**TASK INPUT**
■ ■ ■ ■ ■
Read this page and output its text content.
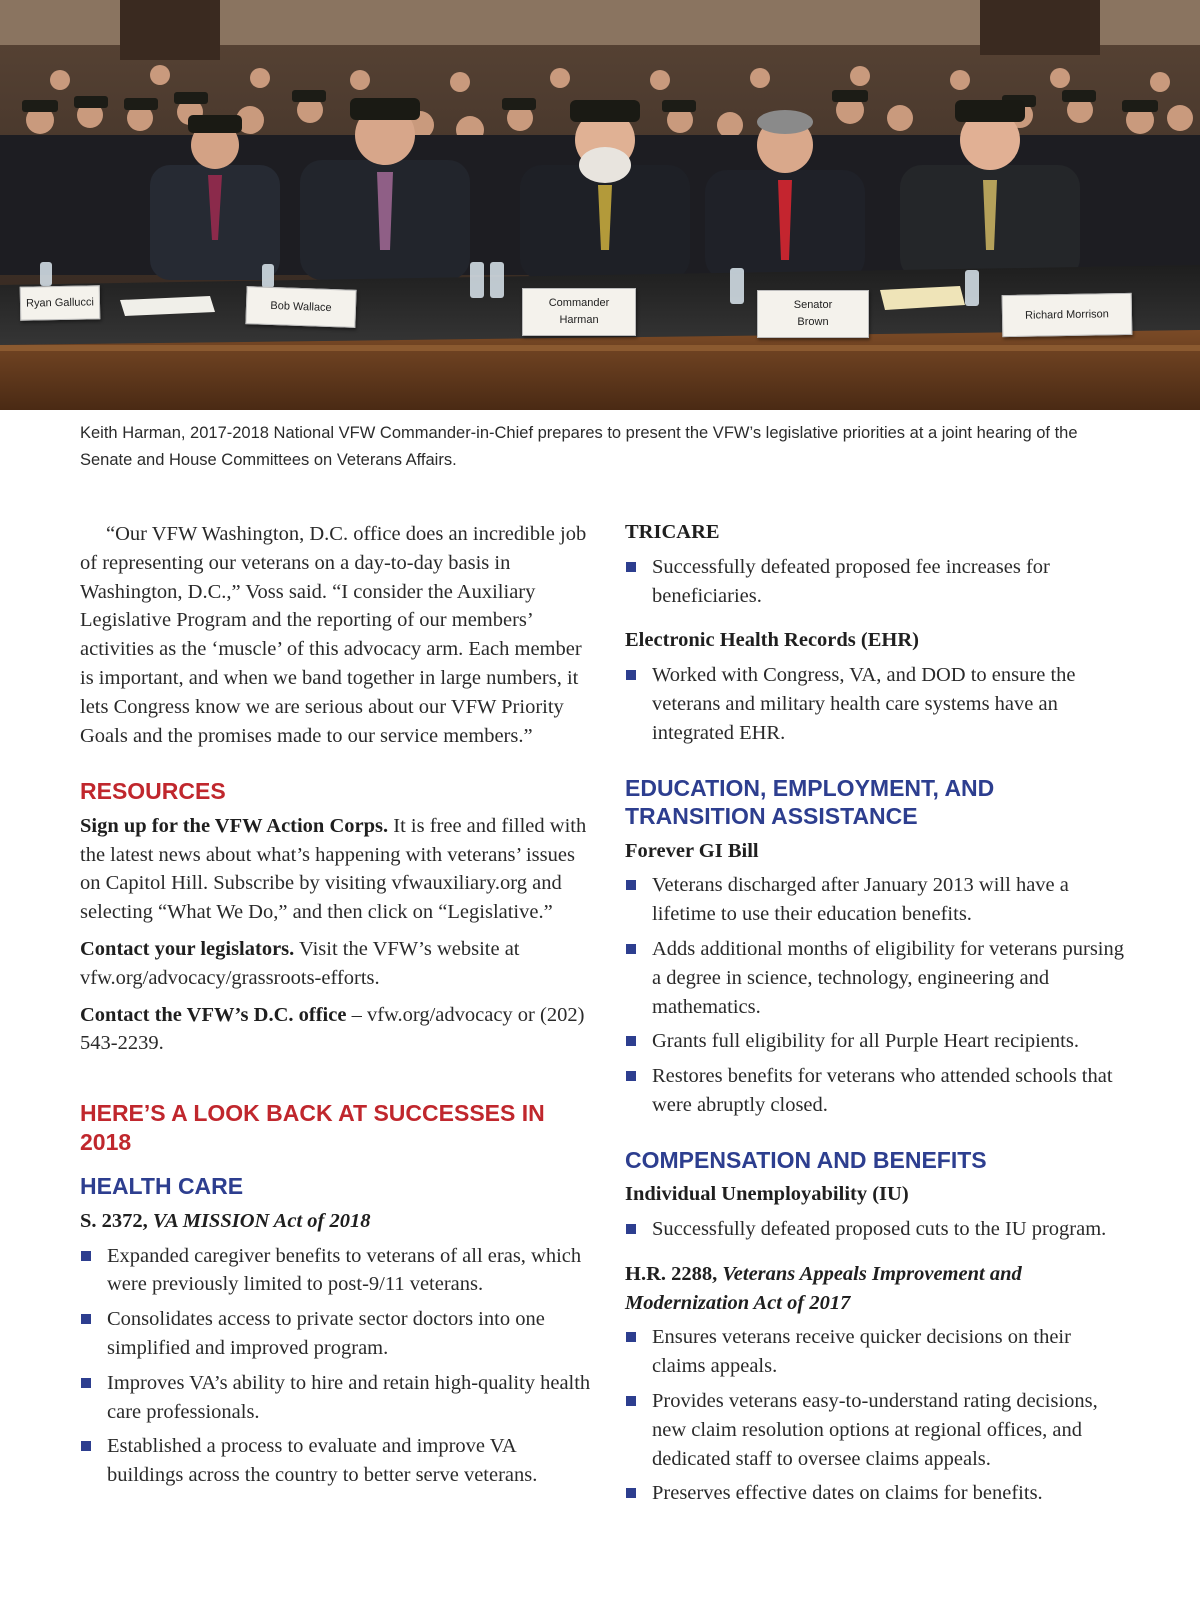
Ryan Gallucci	Bob Wallace	Commander
Harman
Senator
Brown
Richard Morrison
Keith Harman, 2017-2018 National VFW Commander-in-Chief prepares to present the VFW’s legislative priorities at a joint hearing of the Senate and House Committees on Veterans Affairs.

“Our VFW Washington, D.C. office does an incredible job of representing our veterans on a day-to-day basis in Washington, D.C.,” Voss said. “I consider the Auxiliary Legislative Program and the reporting of our members’ activities as the ‘muscle’ of this advocacy arm. Each member is important, and when we band together in large numbers, it lets Congress know we are serious about our VFW Priority Goals and the promises made to our service members.”

RESOURCES

Sign up for the VFW Action Corps. It is free and filled with the latest news about what’s happening with veterans’ issues on Capitol Hill. Subscribe by visiting vfwauxiliary.org and selecting “What We Do,” and then click on “Legislative.”

Contact your legislators. Visit the VFW’s website at vfw.org/advocacy/grassroots-efforts.

Contact the VFW’s D.C. office – vfw.org/advocacy or (202) 543-2239.

HERE’S A LOOK BACK AT SUCCESSES IN 2018
HEALTH CARE
S. 2372, VA MISSION Act of 2018
Expanded caregiver benefits to veterans of all eras, which were previously limited to post-9/11 veterans.
Consolidates access to private sector doctors into one simplified and improved program.
Improves VA’s ability to hire and retain high-quality health care professionals.
Established a process to evaluate and improve VA buildings across the country to better serve veterans.
TRICARE
Successfully defeated proposed fee increases for beneficiaries.
Electronic Health Records (EHR)
Worked with Congress, VA, and DOD to ensure the veterans and military health care systems have an integrated EHR.
EDUCATION, EMPLOYMENT, AND TRANSITION ASSISTANCE
Forever GI Bill
Veterans discharged after January 2013 will have a lifetime to use their education benefits.
Adds additional months of eligibility for veterans pursing a degree in science, technology, engineering and mathematics.
Grants full eligibility for all Purple Heart recipients.
Restores benefits for veterans who attended schools that were abruptly closed.
COMPENSATION AND BENEFITS
Individual Unemployability (IU)
Successfully defeated proposed cuts to the IU program.
H.R. 2288, Veterans Appeals Improvement and Modernization Act of 2017
Ensures veterans receive quicker decisions on their claims appeals.
Provides veterans easy-to-understand rating decisions, new claim resolution options at regional offices, and dedicated staff to oversee claims appeals.
Preserves effective dates on claims for benefits.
■ ■ ■ ■ ■
**WRITTEN EXERCISE**
Pictures are excluded; repeat every record exactly.

**CORRECT RESPONSE**
Read this page and output its text content.
Ryan Gallucci	Bob Wallace	Commander
Harman
Senator
Brown
Richard Morrison
Keith Harman, 2017-2018 National VFW Commander-in-Chief prepares to present the VFW’s legislative priorities at a joint hearing of the Senate and House Committees on Veterans Affairs.

“Our VFW Washington, D.C. office does an incredible job of representing our veterans on a day-to-day basis in Washington, D.C.,” Voss said. “I consider the Auxiliary Legislative Program and the reporting of our members’ activities as the ‘muscle’ of this advocacy arm. Each member is important, and when we band together in large numbers, it lets Congress know we are serious about our VFW Priority Goals and the promises made to our service members.”

RESOURCES

Sign up for the VFW Action Corps. It is free and filled with the latest news about what’s happening with veterans’ issues on Capitol Hill. Subscribe by visiting vfwauxiliary.org and selecting “What We Do,” and then click on “Legislative.”

Contact your legislators. Visit the VFW’s website at vfw.org/advocacy/grassroots-efforts.

Contact the VFW’s D.C. office – vfw.org/advocacy or (202) 543-2239.

HERE’S A LOOK BACK AT SUCCESSES IN 2018
HEALTH CARE
S. 2372, VA MISSION Act of 2018
Expanded caregiver benefits to veterans of all eras, which were previously limited to post-9/11 veterans.
Consolidates access to private sector doctors into one simplified and improved program.
Improves VA’s ability to hire and retain high-quality health care professionals.
Established a process to evaluate and improve VA buildings across the country to better serve veterans.
TRICARE
Successfully defeated proposed fee increases for beneficiaries.
Electronic Health Records (EHR)
Worked with Congress, VA, and DOD to ensure the veterans and military health care systems have an integrated EHR.
EDUCATION, EMPLOYMENT, AND TRANSITION ASSISTANCE
Forever GI Bill
Veterans discharged after January 2013 will have a lifetime to use their education benefits.
Adds additional months of eligibility for veterans pursing a degree in science, technology, engineering and mathematics.
Grants full eligibility for all Purple Heart recipients.
Restores benefits for veterans who attended schools that were abruptly closed.
COMPENSATION AND BENEFITS
Individual Unemployability (IU)
Successfully defeated proposed cuts to the IU program.
H.R. 2288, Veterans Appeals Improvement and Modernization Act of 2017
Ensures veterans receive quicker decisions on their claims appeals.
Provides veterans easy-to-understand rating decisions, new claim resolution options at regional offices, and dedicated staff to oversee claims appeals.
Preserves effective dates on claims for benefits.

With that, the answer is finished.